Document text ▸
——————

Despite this ability to gather data quickly, they are currently underutilised for ecological or biodiversity data collection. BeeID is a program of research which used Flickr as a base for data collection [64, 67]. Researchers asked individuals to tag photographs of bees with specific searchable metatags and place location data on them if it was not already embedded. Trained individuals then confirmed species identification and marked the images as processed via the addition of a new tag. A simple custom API extracted tagged photographs from Flickr and collected the data which successfully plotted bee species distributions. Considering the project had no funding and was run by a small group of individuals with limited promotion other than on social networking sites, its success demonstrates the potential benefits of using social networking for collection of scientific data. Furthermore, the study took part before the recent integration of easily accessible location data in social networks and the continued rise of smart-phone and affordable GPS and wifi enabled camera ownership.

Another facet of Web 2.0 is the very recent addition of phone applications or “apps.” These are easily integrated and simple to use; however, the release of a mobile application is not enough on its own to motivate participants and it is important to use mobile applications in an holistic approach [12]. “What’s Invasive” is a very recent citizen science programme which uses a combination of a Website and custom mobile application to allow mobile devices to collect and submit information about invasive species whilst they are observing them (http://whatsinvasive.com/). Project Noah is similar in that respect but is built primarily to engage and educate individuals in addition to collecting species data through a tagging and classification system. Project Noah also incorporates “missions” to increase motivation and promote the collection of specific species sightings (http://www.projectnoah.org/).

A recently developed formatting language, Hypertext Markup Language 5 (HTML5), allows easier development across platforms and allows many of the features of mobile phone applications to be incorporated into Websites. Web pages can then be developed to contain full multimedia content that is easily accessible to popular technologies, something which some smart phones have found problematic due to limited Flash support (especially on Apple devices). In the past, this inability has limited some of the content available and increased the amount of work needed to replicate Web pages on smart-phones.

——————

Listed records ▸

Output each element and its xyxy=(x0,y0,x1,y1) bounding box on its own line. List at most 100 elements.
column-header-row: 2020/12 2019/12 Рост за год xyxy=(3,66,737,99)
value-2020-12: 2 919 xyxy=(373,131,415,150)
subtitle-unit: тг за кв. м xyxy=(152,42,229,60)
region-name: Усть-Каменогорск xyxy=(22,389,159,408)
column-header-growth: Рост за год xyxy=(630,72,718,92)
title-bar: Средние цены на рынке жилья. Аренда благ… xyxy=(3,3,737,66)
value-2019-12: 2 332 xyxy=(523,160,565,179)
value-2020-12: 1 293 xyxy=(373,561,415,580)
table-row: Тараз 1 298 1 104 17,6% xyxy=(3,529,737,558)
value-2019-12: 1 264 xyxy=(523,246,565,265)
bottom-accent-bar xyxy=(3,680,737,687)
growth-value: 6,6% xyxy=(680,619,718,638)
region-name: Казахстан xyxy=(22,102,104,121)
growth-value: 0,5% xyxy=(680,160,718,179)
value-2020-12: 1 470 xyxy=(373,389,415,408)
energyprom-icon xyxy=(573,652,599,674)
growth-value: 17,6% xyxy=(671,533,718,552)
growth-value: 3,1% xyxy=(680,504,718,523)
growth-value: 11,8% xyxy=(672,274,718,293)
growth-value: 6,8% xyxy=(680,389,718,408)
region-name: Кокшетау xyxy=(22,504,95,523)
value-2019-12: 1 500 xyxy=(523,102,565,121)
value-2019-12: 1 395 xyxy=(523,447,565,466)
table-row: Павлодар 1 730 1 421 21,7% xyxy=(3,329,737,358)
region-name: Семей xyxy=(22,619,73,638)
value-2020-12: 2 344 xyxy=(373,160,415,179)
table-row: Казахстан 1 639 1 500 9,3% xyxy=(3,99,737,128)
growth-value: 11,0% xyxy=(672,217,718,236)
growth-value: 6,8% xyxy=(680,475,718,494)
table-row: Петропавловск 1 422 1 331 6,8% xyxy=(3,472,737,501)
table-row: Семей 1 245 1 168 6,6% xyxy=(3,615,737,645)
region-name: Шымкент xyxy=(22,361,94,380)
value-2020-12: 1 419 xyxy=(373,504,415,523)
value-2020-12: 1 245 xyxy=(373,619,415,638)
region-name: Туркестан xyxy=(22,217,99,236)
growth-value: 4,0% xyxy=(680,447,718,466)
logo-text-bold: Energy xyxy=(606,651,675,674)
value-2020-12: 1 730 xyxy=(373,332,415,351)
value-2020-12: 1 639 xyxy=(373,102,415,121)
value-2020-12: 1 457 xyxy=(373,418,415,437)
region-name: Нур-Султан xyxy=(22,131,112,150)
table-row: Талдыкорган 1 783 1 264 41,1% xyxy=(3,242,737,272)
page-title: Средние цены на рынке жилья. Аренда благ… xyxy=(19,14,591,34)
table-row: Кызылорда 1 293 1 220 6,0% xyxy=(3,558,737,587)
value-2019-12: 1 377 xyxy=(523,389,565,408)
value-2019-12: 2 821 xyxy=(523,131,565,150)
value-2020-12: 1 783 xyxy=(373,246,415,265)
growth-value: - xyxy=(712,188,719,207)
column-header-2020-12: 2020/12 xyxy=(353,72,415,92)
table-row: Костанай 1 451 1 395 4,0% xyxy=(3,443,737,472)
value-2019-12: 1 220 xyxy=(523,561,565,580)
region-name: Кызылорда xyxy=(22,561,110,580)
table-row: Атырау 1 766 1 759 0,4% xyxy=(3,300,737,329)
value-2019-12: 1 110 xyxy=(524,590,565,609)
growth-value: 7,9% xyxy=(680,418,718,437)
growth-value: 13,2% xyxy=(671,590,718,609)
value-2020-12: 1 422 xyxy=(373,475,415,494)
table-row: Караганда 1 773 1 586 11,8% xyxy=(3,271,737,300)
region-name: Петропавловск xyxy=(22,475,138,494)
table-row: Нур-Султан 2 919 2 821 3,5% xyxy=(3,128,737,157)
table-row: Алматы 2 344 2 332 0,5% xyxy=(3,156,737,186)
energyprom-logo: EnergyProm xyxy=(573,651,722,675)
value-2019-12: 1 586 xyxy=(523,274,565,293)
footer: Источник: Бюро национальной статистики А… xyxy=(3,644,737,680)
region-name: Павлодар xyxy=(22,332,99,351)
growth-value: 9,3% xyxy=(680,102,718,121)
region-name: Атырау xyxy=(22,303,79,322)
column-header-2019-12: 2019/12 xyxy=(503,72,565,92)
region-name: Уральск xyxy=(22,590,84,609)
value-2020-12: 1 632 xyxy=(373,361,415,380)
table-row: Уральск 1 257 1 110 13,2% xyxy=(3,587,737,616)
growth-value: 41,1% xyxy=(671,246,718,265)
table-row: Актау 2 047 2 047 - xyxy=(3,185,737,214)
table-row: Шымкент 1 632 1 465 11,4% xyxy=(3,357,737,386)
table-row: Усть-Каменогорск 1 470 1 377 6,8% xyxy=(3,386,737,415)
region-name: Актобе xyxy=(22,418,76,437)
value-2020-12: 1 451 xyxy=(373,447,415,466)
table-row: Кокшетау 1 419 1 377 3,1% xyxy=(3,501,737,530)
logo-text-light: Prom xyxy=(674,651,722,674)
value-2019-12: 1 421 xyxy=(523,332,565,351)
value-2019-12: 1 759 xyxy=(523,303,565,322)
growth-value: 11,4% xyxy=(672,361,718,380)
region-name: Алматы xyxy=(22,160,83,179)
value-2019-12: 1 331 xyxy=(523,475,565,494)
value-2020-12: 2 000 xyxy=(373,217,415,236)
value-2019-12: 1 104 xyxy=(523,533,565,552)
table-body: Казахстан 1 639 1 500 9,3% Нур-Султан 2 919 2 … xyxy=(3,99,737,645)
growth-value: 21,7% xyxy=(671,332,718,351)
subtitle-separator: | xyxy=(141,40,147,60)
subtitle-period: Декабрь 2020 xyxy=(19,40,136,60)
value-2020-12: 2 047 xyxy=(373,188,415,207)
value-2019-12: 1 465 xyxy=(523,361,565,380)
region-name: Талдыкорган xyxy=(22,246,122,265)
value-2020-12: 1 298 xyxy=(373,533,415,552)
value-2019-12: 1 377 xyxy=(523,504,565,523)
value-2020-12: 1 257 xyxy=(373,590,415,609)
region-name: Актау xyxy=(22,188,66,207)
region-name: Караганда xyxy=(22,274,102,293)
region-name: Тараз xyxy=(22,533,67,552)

——————

The task ▸ Please return the text above on social networking and mobile tools for biodiversity data, unchanged, starting at the words "A recently developed" and stopping after "pages on smart-phones.".

Worked answer ▸
A recently developed formatting language, Hypertext Markup Language 5 (HTML5), allows easier development across platforms and allows many of the features of mobile phone applications to be incorporated into Websites. Web pages can then be developed to contain full multimedia content that is easily accessible to popular technologies, something which some smart phones have found problematic due to limited Flash support (especially on Apple devices). In the past, this inability has limited some of the content available and increased the amount of work needed to replicate Web pages on smart-phones.